— BEGIN —

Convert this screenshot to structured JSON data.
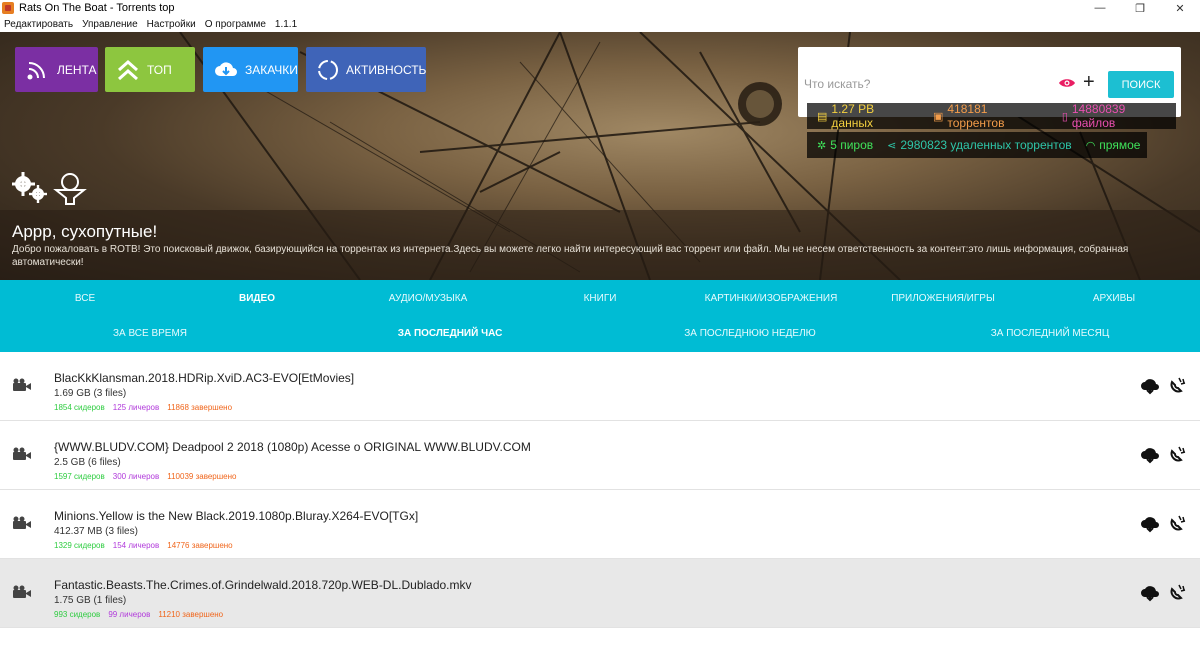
{
  "window": {
    "title": "Rats On The Boat - Torrents top",
    "controls": [
      "—",
      "❐",
      "✕"
    ]
  },
  "menu": [
    "Редактировать",
    "Управление",
    "Настройки",
    "О программе",
    "1.1.1"
  ],
  "nav": {
    "feed": "ЛЕНТА",
    "top": "ТОП",
    "downloads": "ЗАКАЧКИ",
    "activity": "АКТИВНОСТЬ"
  },
  "search": {
    "placeholder": "Что искать?",
    "button": "ПОИСК"
  },
  "stats": {
    "data": "1.27 PB данных",
    "torrents": "418181 торрентов",
    "files": "14880839 файлов",
    "peers": "5 пиров",
    "removed": "2980823 удаленных торрентов",
    "mode": "прямое"
  },
  "welcome": {
    "title": "Аррр, сухопутные!",
    "text": "Добро пожаловать в ROTB! Это поисковый движок, базирующийся на торрентах из интернета.Здесь вы можете легко найти интересующий вас торрент или файл. Мы не несем ответственность за контент:это лишь информация, собранная автоматически!"
  },
  "categories": [
    "ВСЕ",
    "ВИДЕО",
    "АУДИО/МУЗЫКА",
    "КНИГИ",
    "КАРТИНКИ/ИЗОБРАЖЕНИЯ",
    "ПРИЛОЖЕНИЯ/ИГРЫ",
    "АРХИВЫ"
  ],
  "periods": [
    "ЗА ВСЕ ВРЕМЯ",
    "ЗА ПОСЛЕДНИЙ ЧАС",
    "ЗА ПОСЛЕДНЮЮ НЕДЕЛЮ",
    "ЗА ПОСЛЕДНИЙ МЕСЯЦ"
  ],
  "active_category": "ВИДЕО",
  "active_period": "ЗА ПОСЛЕДНИЙ ЧАС",
  "torrents": [
    {
      "name": "BlacKkKlansman.2018.HDRip.XviD.AC3-EVO[EtMovies]",
      "size": "1.69 GB (3 files)",
      "seeders": "1854 сидеров",
      "leechers": "125 личеров",
      "completed": "11868 завершено"
    },
    {
      "name": "{WWW.BLUDV.COM} Deadpool 2 2018 (1080p) Acesse o ORIGINAL WWW.BLUDV.COM",
      "size": "2.5 GB (6 files)",
      "seeders": "1597 сидеров",
      "leechers": "300 личеров",
      "completed": "110039 завершено"
    },
    {
      "name": "Minions.Yellow is the New Black.2019.1080p.Bluray.X264-EVO[TGx]",
      "size": "412.37 MB (3 files)",
      "seeders": "1329 сидеров",
      "leechers": "154 личеров",
      "completed": "14776 завершено"
    },
    {
      "name": "Fantastic.Beasts.The.Crimes.of.Grindelwald.2018.720p.WEB-DL.Dublado.mkv",
      "size": "1.75 GB (1 files)",
      "seeders": "993 сидеров",
      "leechers": "99 личеров",
      "completed": "11210 завершено"
    }
  ],
  "colors": {
    "feed": "#7b2fa3",
    "top": "#8dc63f",
    "downloads": "#2196f3",
    "activity": "#3f64b8",
    "accent": "#00bcd4",
    "seeders": "#2ecc40",
    "leechers": "#b13adb",
    "completed": "#f0661c"
  }
}
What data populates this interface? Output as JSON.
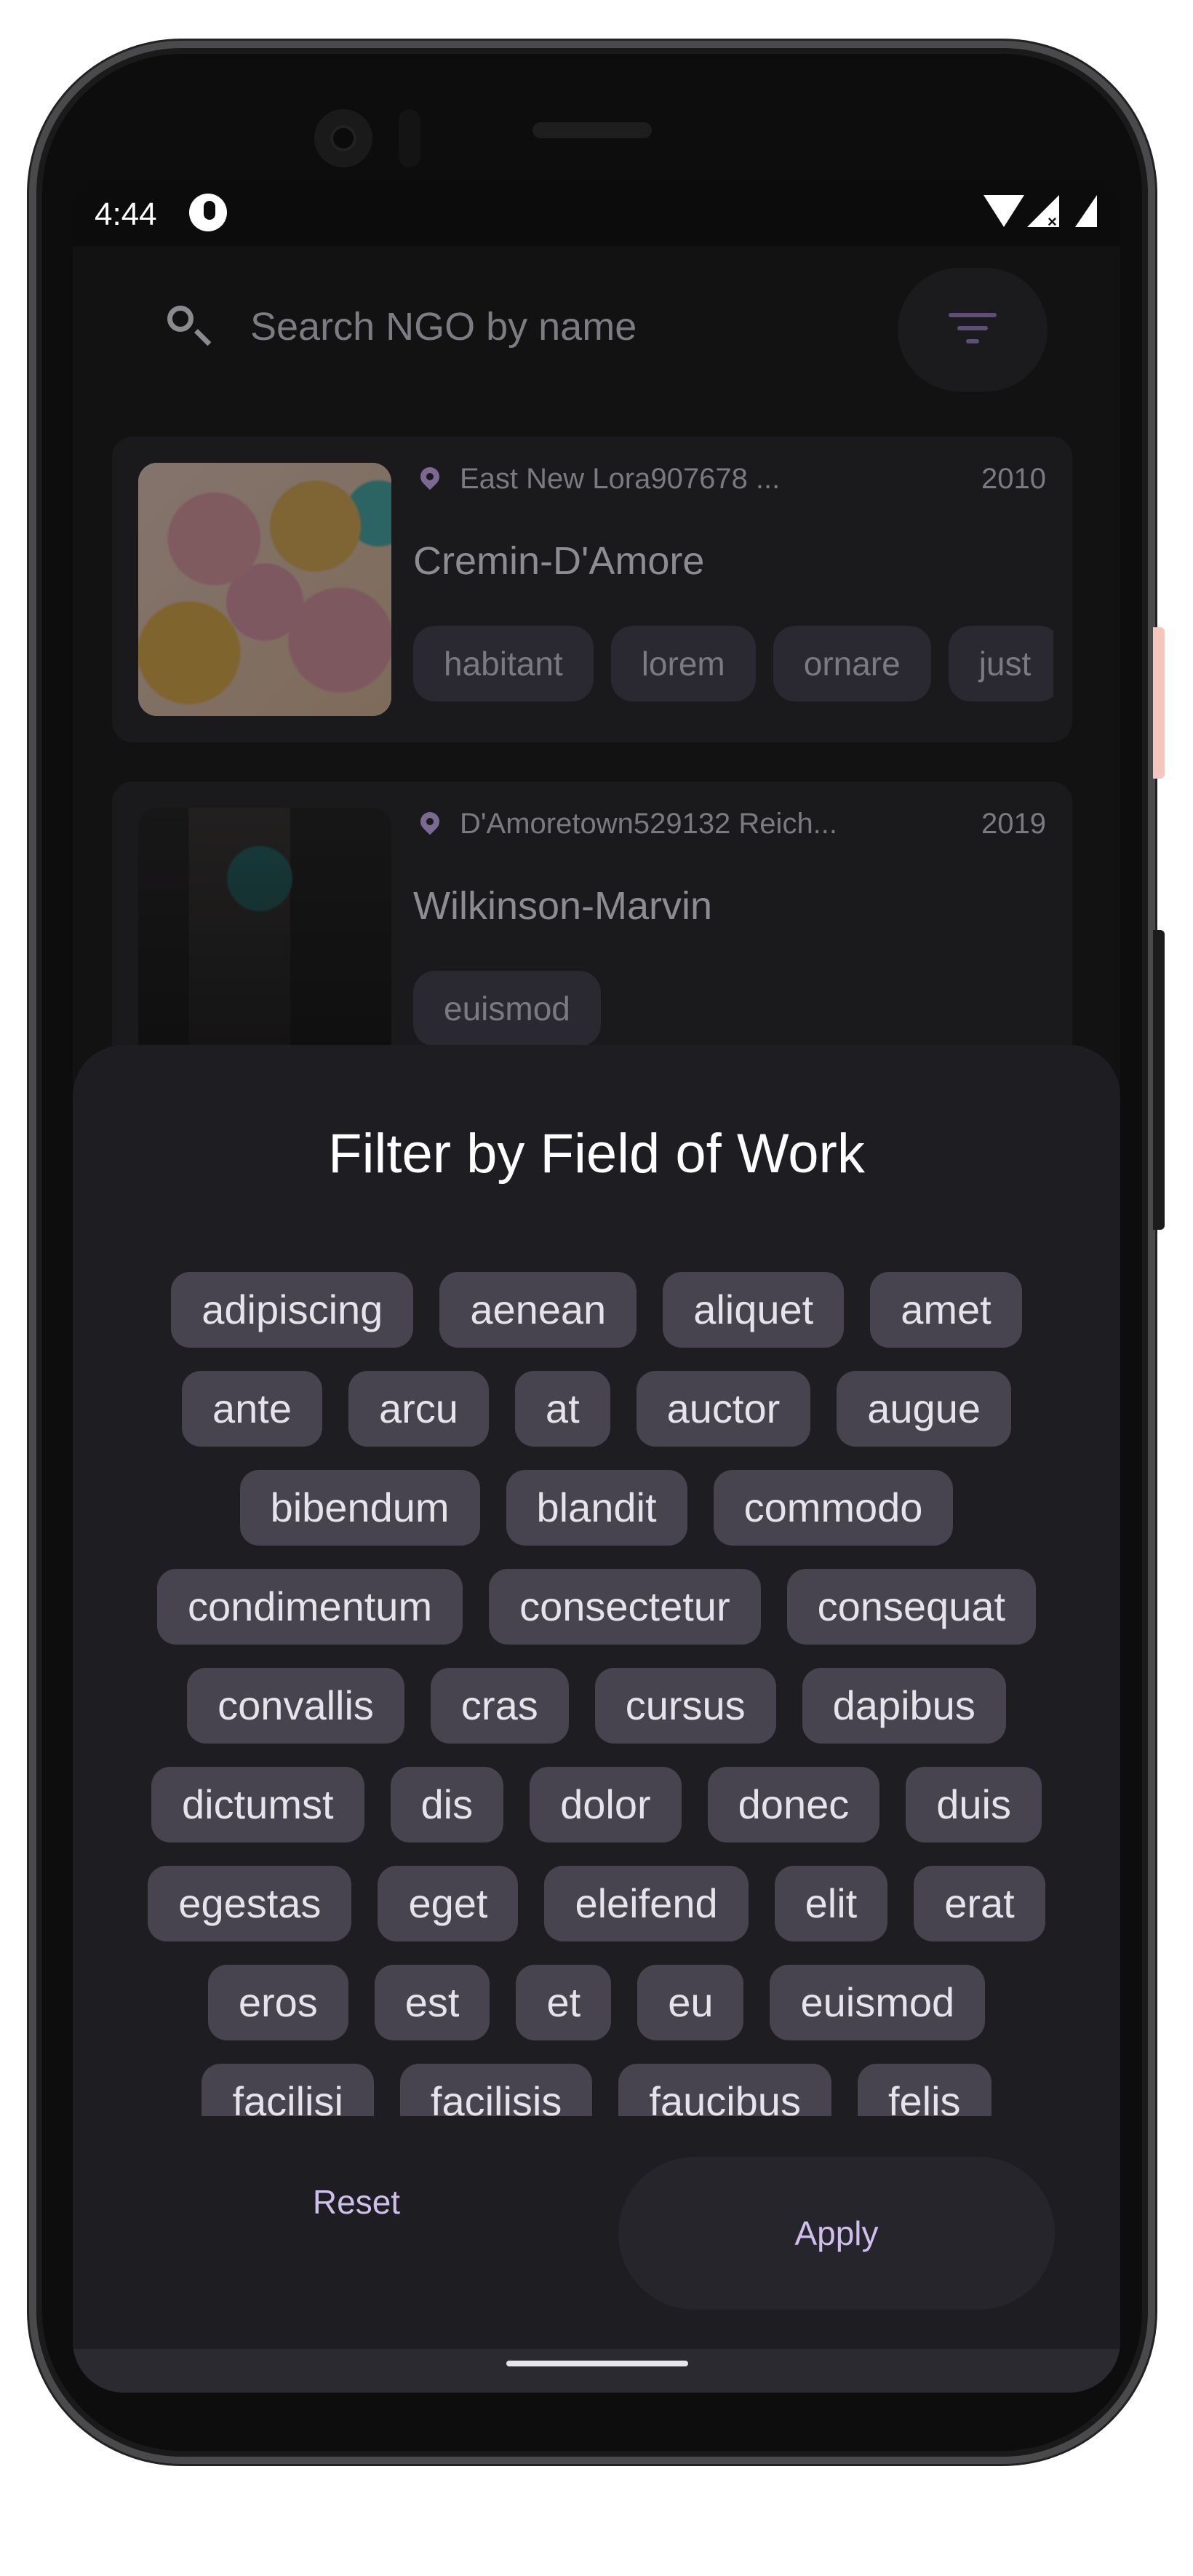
{
  "status_bar": {
    "time": "4:44",
    "icons": [
      "app-status-icon",
      "wifi-icon",
      "cellular-signal-icon",
      "battery-icon"
    ]
  },
  "search": {
    "placeholder": "Search NGO by name",
    "icon": "search-icon",
    "filter_icon": "filter-icon"
  },
  "ngo_list": [
    {
      "location": "East New Lora907678 ...",
      "year": "2010",
      "name": "Cremin-D'Amore",
      "tags": [
        "habitant",
        "lorem",
        "ornare",
        "just"
      ],
      "image": "balloons-photo"
    },
    {
      "location": "D'Amoretown529132 Reich...",
      "year": "2019",
      "name": "Wilkinson-Marvin",
      "tags": [
        "euismod"
      ],
      "image": "night-umbrella-photo"
    }
  ],
  "filter_sheet": {
    "title": "Filter by Field of Work",
    "chip_rows": [
      [
        "adipiscing",
        "aenean",
        "aliquet",
        "amet"
      ],
      [
        "ante",
        "arcu",
        "at",
        "auctor",
        "augue"
      ],
      [
        "bibendum",
        "blandit",
        "commodo"
      ],
      [
        "condimentum",
        "consectetur",
        "consequat"
      ],
      [
        "convallis",
        "cras",
        "cursus",
        "dapibus"
      ],
      [
        "dictumst",
        "dis",
        "dolor",
        "donec",
        "duis"
      ],
      [
        "egestas",
        "eget",
        "eleifend",
        "elit",
        "erat"
      ],
      [
        "eros",
        "est",
        "et",
        "eu",
        "euismod"
      ],
      [
        "facilisi",
        "facilisis",
        "faucibus",
        "felis"
      ]
    ],
    "reset_label": "Reset",
    "apply_label": "Apply"
  },
  "colors": {
    "accent": "#d0bfec",
    "chip_bg": "#47444f",
    "sheet_bg": "#1e1d21"
  }
}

— END —

In the copy, include all records verbatim but no images.

Convert this screenshot to structured JSON data.
{
  "window": {
    "title": "Rats On The Boat - Torrents top",
    "controls": [
      "—",
      "❐",
      "✕"
    ]
  },
  "menu": [
    "Редактировать",
    "Управление",
    "Настройки",
    "О программе",
    "1.1.1"
  ],
  "nav": {
    "feed": "ЛЕНТА",
    "top": "ТОП",
    "downloads": "ЗАКАЧКИ",
    "activity": "АКТИВНОСТЬ"
  },
  "search": {
    "placeholder": "Что искать?",
    "button": "ПОИСК"
  },
  "stats": {
    "data": "1.27 PB данных",
    "torrents": "418181 торрентов",
    "files": "14880839 файлов",
    "peers": "5 пиров",
    "removed": "2980823 удаленных торрентов",
    "mode": "прямое"
  },
  "welcome": {
    "title": "Аррр, сухопутные!",
    "text": "Добро пожаловать в ROTB! Это поисковый движок, базирующийся на торрентах из интернета.Здесь вы можете легко найти интересующий вас торрент или файл. Мы не несем ответственность за контент:это лишь информация, собранная автоматически!"
  },
  "categories": [
    "ВСЕ",
    "ВИДЕО",
    "АУДИО/МУЗЫКА",
    "КНИГИ",
    "КАРТИНКИ/ИЗОБРАЖЕНИЯ",
    "ПРИЛОЖЕНИЯ/ИГРЫ",
    "АРХИВЫ"
  ],
  "periods": [
    "ЗА ВСЕ ВРЕМЯ",
    "ЗА ПОСЛЕДНИЙ ЧАС",
    "ЗА ПОСЛЕДНЮЮ НЕДЕЛЮ",
    "ЗА ПОСЛЕДНИЙ МЕСЯЦ"
  ],
  "active_category": "ВИДЕО",
  "active_period": "ЗА ПОСЛЕДНИЙ ЧАС",
  "torrents": [
    {
      "name": "BlacKkKlansman.2018.HDRip.XviD.AC3-EVO[EtMovies]",
      "size": "1.69 GB (3 files)",
      "seeders": "1854 сидеров",
      "leechers": "125 личеров",
      "completed": "11868 завершено"
    },
    {
      "name": "{WWW.BLUDV.COM} Deadpool 2 2018 (1080p) Acesse o ORIGINAL WWW.BLUDV.COM",
      "size": "2.5 GB (6 files)",
      "seeders": "1597 сидеров",
      "leechers": "300 личеров",
      "completed": "110039 завершено"
    },
    {
      "name": "Minions.Yellow is the New Black.2019.1080p.Bluray.X264-EVO[TGx]",
      "size": "412.37 MB (3 files)",
      "seeders": "1329 сидеров",
      "leechers": "154 личеров",
      "completed": "14776 завершено"
    },
    {
      "name": "Fantastic.Beasts.The.Crimes.of.Grindelwald.2018.720p.WEB-DL.Dublado.mkv",
      "size": "1.75 GB (1 files)",
      "seeders": "993 сидеров",
      "leechers": "99 личеров",
      "completed": "11210 завершено"
    }
  ],
  "colors": {
    "feed": "#7b2fa3",
    "top": "#8dc63f",
    "downloads": "#2196f3",
    "activity": "#3f64b8",
    "accent": "#00bcd4",
    "seeders": "#2ecc40",
    "leechers": "#b13adb",
    "completed": "#f0661c"
  }
}
What data populates this interface? Output as JSON.
{
  "status_bar": {
    "time": "4:44",
    "icons": [
      "app-status-icon",
      "wifi-icon",
      "cellular-signal-icon",
      "battery-icon"
    ]
  },
  "search": {
    "placeholder": "Search NGO by name",
    "icon": "search-icon",
    "filter_icon": "filter-icon"
  },
  "ngo_list": [
    {
      "location": "East New Lora907678 ...",
      "year": "2010",
      "name": "Cremin-D'Amore",
      "tags": [
        "habitant",
        "lorem",
        "ornare",
        "just"
      ],
      "image": "balloons-photo"
    },
    {
      "location": "D'Amoretown529132 Reich...",
      "year": "2019",
      "name": "Wilkinson-Marvin",
      "tags": [
        "euismod"
      ],
      "image": "night-umbrella-photo"
    }
  ],
  "filter_sheet": {
    "title": "Filter by Field of Work",
    "chip_rows": [
      [
        "adipiscing",
        "aenean",
        "aliquet",
        "amet"
      ],
      [
        "ante",
        "arcu",
        "at",
        "auctor",
        "augue"
      ],
      [
        "bibendum",
        "blandit",
        "commodo"
      ],
      [
        "condimentum",
        "consectetur",
        "consequat"
      ],
      [
        "convallis",
        "cras",
        "cursus",
        "dapibus"
      ],
      [
        "dictumst",
        "dis",
        "dolor",
        "donec",
        "duis"
      ],
      [
        "egestas",
        "eget",
        "eleifend",
        "elit",
        "erat"
      ],
      [
        "eros",
        "est",
        "et",
        "eu",
        "euismod"
      ],
      [
        "facilisi",
        "facilisis",
        "faucibus",
        "felis"
      ]
    ],
    "reset_label": "Reset",
    "apply_label": "Apply"
  },
  "colors": {
    "accent": "#d0bfec",
    "chip_bg": "#47444f",
    "sheet_bg": "#1e1d21"
  }
}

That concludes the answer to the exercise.